• OBJECTIVE:
Set down every entry again word for word, please, but skip the pictures.

Extracted data entries:
** BEGIN **

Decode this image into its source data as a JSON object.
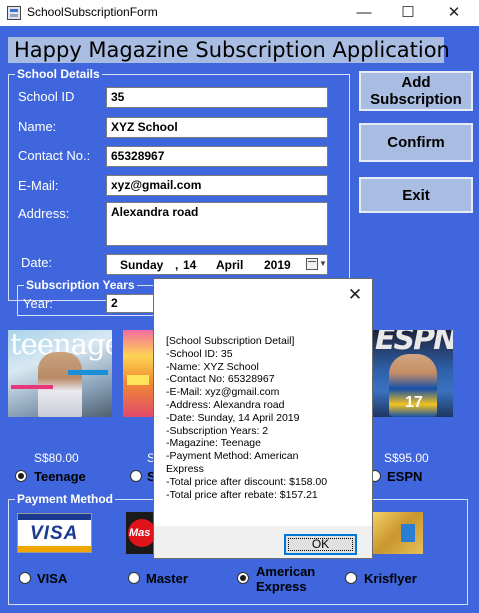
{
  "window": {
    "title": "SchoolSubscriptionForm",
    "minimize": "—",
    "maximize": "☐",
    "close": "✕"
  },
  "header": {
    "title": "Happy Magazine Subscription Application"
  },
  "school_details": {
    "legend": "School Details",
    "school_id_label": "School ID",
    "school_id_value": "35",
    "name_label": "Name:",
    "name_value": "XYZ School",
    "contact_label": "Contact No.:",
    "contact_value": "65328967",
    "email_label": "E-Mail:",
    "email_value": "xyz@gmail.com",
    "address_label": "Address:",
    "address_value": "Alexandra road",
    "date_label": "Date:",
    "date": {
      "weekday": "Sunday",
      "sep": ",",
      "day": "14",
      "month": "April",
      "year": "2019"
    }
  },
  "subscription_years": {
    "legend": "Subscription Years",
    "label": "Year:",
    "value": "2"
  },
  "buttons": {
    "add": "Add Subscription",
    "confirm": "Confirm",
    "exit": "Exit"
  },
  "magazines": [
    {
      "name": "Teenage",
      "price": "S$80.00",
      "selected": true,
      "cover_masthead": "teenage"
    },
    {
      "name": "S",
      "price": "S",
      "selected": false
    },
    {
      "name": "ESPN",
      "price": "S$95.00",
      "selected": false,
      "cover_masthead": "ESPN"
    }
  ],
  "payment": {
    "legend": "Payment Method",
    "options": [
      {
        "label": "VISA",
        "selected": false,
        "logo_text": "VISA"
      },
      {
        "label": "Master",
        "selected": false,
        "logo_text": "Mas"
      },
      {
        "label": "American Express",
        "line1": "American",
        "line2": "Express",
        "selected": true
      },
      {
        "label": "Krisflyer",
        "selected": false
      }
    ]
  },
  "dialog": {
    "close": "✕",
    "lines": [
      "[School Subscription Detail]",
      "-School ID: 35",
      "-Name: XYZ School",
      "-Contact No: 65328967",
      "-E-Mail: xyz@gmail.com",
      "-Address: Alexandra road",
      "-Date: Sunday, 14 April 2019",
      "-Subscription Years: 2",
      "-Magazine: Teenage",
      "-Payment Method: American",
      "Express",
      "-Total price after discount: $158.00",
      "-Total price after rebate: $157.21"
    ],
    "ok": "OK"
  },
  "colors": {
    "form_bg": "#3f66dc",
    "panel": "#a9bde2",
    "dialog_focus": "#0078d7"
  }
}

** END **

• TASK RESULT:
Decode this image into its source data as a JSON object.
{
  "window": {
    "title": "SchoolSubscriptionForm",
    "minimize": "—",
    "maximize": "☐",
    "close": "✕"
  },
  "header": {
    "title": "Happy Magazine Subscription Application"
  },
  "school_details": {
    "legend": "School Details",
    "school_id_label": "School ID",
    "school_id_value": "35",
    "name_label": "Name:",
    "name_value": "XYZ School",
    "contact_label": "Contact No.:",
    "contact_value": "65328967",
    "email_label": "E-Mail:",
    "email_value": "xyz@gmail.com",
    "address_label": "Address:",
    "address_value": "Alexandra road",
    "date_label": "Date:",
    "date": {
      "weekday": "Sunday",
      "sep": ",",
      "day": "14",
      "month": "April",
      "year": "2019"
    }
  },
  "subscription_years": {
    "legend": "Subscription Years",
    "label": "Year:",
    "value": "2"
  },
  "buttons": {
    "add": "Add Subscription",
    "confirm": "Confirm",
    "exit": "Exit"
  },
  "magazines": [
    {
      "name": "Teenage",
      "price": "S$80.00",
      "selected": true,
      "cover_masthead": "teenage"
    },
    {
      "name": "S",
      "price": "S",
      "selected": false
    },
    {
      "name": "ESPN",
      "price": "S$95.00",
      "selected": false,
      "cover_masthead": "ESPN"
    }
  ],
  "payment": {
    "legend": "Payment Method",
    "options": [
      {
        "label": "VISA",
        "selected": false,
        "logo_text": "VISA"
      },
      {
        "label": "Master",
        "selected": false,
        "logo_text": "Mas"
      },
      {
        "label": "American Express",
        "line1": "American",
        "line2": "Express",
        "selected": true
      },
      {
        "label": "Krisflyer",
        "selected": false
      }
    ]
  },
  "dialog": {
    "close": "✕",
    "lines": [
      "[School Subscription Detail]",
      "-School ID: 35",
      "-Name: XYZ School",
      "-Contact No: 65328967",
      "-E-Mail: xyz@gmail.com",
      "-Address: Alexandra road",
      "-Date: Sunday, 14 April 2019",
      "-Subscription Years: 2",
      "-Magazine: Teenage",
      "-Payment Method: American",
      "Express",
      "-Total price after discount: $158.00",
      "-Total price after rebate: $157.21"
    ],
    "ok": "OK"
  },
  "colors": {
    "form_bg": "#3f66dc",
    "panel": "#a9bde2",
    "dialog_focus": "#0078d7"
  }
}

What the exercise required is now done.